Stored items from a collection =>
------------

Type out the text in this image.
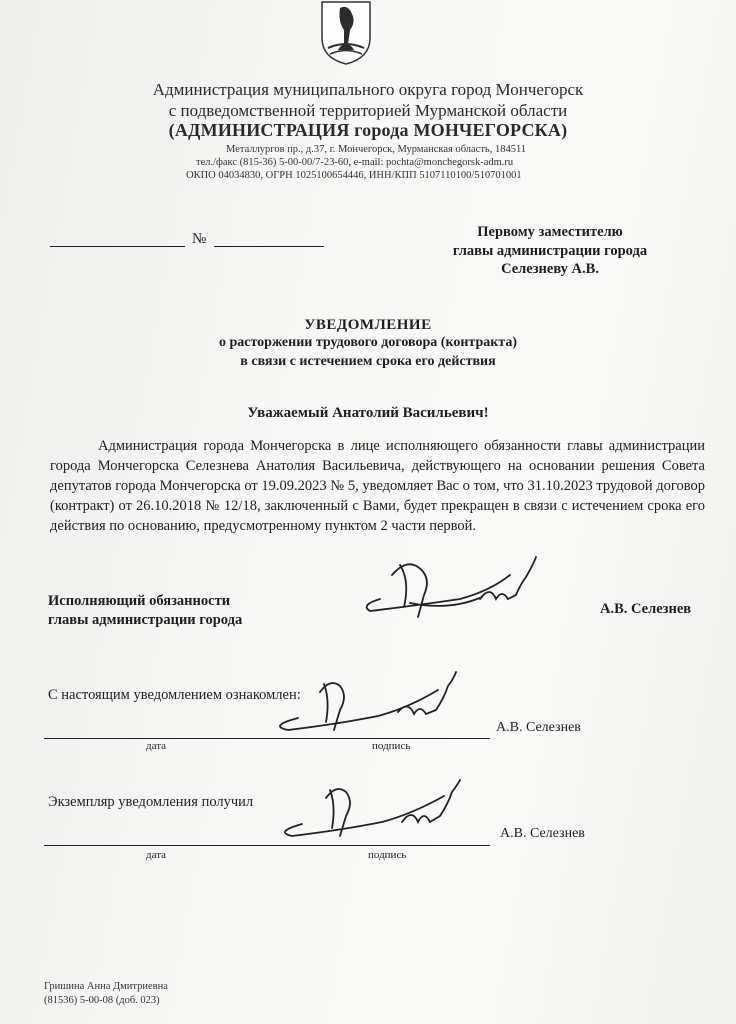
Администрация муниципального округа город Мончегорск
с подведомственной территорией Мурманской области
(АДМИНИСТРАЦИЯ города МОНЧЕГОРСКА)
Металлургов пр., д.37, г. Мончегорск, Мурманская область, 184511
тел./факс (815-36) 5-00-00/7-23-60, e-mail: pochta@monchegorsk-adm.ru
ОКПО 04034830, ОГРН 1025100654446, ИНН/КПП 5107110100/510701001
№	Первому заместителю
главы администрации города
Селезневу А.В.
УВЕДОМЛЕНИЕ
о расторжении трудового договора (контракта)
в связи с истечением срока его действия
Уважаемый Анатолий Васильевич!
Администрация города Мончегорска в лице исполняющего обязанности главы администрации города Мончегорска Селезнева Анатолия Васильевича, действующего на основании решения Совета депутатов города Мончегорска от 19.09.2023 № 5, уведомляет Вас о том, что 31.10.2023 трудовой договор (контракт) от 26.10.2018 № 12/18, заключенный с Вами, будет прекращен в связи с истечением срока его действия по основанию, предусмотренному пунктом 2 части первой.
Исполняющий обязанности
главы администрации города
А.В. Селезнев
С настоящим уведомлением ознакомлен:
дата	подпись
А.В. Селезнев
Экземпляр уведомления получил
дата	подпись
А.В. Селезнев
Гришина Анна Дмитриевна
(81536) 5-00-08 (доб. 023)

------------

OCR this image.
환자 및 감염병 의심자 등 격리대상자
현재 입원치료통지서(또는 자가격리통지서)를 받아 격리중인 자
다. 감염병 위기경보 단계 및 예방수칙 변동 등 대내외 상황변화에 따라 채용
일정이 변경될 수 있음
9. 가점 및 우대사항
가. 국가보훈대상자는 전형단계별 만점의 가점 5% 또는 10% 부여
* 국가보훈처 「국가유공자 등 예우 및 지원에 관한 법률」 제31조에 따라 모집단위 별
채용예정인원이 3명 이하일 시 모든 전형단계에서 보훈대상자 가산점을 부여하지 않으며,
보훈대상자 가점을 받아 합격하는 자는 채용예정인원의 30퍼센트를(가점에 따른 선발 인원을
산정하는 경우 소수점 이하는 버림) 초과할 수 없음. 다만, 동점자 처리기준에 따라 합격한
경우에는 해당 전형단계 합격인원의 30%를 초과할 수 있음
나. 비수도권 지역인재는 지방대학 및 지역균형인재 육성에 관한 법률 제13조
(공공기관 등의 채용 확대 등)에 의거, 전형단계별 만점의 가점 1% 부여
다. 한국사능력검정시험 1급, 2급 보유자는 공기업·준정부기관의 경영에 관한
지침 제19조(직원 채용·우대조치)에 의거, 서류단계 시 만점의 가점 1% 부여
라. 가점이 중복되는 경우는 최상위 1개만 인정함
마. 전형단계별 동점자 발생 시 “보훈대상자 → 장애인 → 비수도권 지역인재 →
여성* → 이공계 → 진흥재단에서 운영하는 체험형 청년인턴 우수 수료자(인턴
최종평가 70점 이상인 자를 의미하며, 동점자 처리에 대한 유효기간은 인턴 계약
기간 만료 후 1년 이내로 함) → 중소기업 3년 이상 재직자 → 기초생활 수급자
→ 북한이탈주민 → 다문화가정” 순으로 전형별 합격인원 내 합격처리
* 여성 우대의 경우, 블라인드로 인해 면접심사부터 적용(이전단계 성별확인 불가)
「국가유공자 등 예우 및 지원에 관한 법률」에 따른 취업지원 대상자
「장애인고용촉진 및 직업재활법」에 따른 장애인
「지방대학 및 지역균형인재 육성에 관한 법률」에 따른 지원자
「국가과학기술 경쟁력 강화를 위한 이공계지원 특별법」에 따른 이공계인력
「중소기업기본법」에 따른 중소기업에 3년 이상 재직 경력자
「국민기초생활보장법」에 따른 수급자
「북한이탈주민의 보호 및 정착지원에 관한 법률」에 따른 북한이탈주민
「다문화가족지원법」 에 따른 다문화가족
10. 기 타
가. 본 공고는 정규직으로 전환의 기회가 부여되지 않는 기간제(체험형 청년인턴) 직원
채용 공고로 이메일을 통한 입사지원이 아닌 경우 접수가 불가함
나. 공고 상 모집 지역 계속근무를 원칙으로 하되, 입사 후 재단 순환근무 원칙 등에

------------

GIVEN TASK => Going through the records above, state how many lines carry "국가유공자", with no other text.

ANSWER FOR THE TASK => 2